─── Document section

ORDERED that the judgment is modified, on the facts, by vacating the defendant's conviction of criminal possession of a weapon in the second degree and the sentence imposed thereon, and dismissing that count of the indictment; as so modified, the judgment is affirmed.
On the afternoon of September 5, 2014, in the outdoor courtyard of an apartment building in Brooklyn, the defendant shot the decedent in the chest, killing him. The defendant testified that upon exiting the building and walking into the courtyard, he saw that the decedent was arguing with the defendant's brother. After seeing that the decedent was in possession of a firearm, the defendant struggled with the decedent, and the decedent knocked the defendant's eyeglasses off his face. The defendant tried to wrestle the gun away from the decedent, the gun fell to the ground, and both men dove to retrieve it. The defendant recovered the gun, the decedent charged at the defendant, and the defendant shot him.
The defendant then ran inside the building with the gun to look for his brother but he could not find him, returned to the courtyard, and seeing no one in the courtyard, returned to the building with the gun. The defendant unloaded the gun, wrapped the gun and the ammunition in his bloodied shirt, and discarded those items in the trash in a double trash bag. Those items were never recovered.

──────
─── Material

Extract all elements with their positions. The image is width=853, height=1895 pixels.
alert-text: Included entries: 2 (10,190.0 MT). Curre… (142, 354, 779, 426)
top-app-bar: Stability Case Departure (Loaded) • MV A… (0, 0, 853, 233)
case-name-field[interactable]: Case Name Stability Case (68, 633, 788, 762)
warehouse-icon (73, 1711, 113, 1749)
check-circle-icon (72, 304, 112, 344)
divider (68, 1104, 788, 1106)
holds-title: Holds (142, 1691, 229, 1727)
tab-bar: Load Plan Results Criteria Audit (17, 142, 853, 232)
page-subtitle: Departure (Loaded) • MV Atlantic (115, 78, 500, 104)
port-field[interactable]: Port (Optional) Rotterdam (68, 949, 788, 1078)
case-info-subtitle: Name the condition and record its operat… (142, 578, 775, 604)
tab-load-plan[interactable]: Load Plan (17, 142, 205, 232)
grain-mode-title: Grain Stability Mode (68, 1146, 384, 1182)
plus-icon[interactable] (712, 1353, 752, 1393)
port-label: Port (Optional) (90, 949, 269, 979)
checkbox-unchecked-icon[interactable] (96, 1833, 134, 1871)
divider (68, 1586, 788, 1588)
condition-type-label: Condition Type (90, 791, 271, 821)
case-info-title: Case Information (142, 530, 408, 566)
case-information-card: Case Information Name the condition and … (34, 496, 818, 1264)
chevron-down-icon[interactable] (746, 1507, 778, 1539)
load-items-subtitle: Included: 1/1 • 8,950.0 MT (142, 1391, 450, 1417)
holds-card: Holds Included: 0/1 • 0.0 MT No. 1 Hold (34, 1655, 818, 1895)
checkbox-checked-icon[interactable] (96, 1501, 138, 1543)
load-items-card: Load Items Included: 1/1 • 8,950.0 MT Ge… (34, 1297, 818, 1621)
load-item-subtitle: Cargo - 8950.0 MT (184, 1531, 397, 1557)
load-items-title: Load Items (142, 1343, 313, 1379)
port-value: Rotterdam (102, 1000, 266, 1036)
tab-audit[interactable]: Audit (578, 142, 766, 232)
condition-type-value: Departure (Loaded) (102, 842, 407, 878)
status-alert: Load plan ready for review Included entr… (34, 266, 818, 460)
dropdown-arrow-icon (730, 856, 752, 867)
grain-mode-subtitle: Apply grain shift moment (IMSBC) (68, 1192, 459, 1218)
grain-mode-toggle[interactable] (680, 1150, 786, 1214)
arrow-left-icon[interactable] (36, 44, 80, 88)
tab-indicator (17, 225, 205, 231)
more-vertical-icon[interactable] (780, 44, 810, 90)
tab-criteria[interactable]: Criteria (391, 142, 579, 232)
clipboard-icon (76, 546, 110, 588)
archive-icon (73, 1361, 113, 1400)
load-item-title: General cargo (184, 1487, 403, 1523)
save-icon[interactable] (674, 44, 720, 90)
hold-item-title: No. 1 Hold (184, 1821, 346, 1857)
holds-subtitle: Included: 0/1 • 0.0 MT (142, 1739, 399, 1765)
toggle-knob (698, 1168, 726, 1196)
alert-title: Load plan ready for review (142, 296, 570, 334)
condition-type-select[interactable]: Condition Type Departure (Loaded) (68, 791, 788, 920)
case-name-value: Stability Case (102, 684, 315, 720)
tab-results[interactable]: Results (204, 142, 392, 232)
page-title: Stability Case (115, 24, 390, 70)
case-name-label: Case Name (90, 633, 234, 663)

──────

▶ The request: From the court decision, list every item that the defendant discarded in the trash.

▶ Output below:
- The gun
- The ammunition
- His bloodied shirt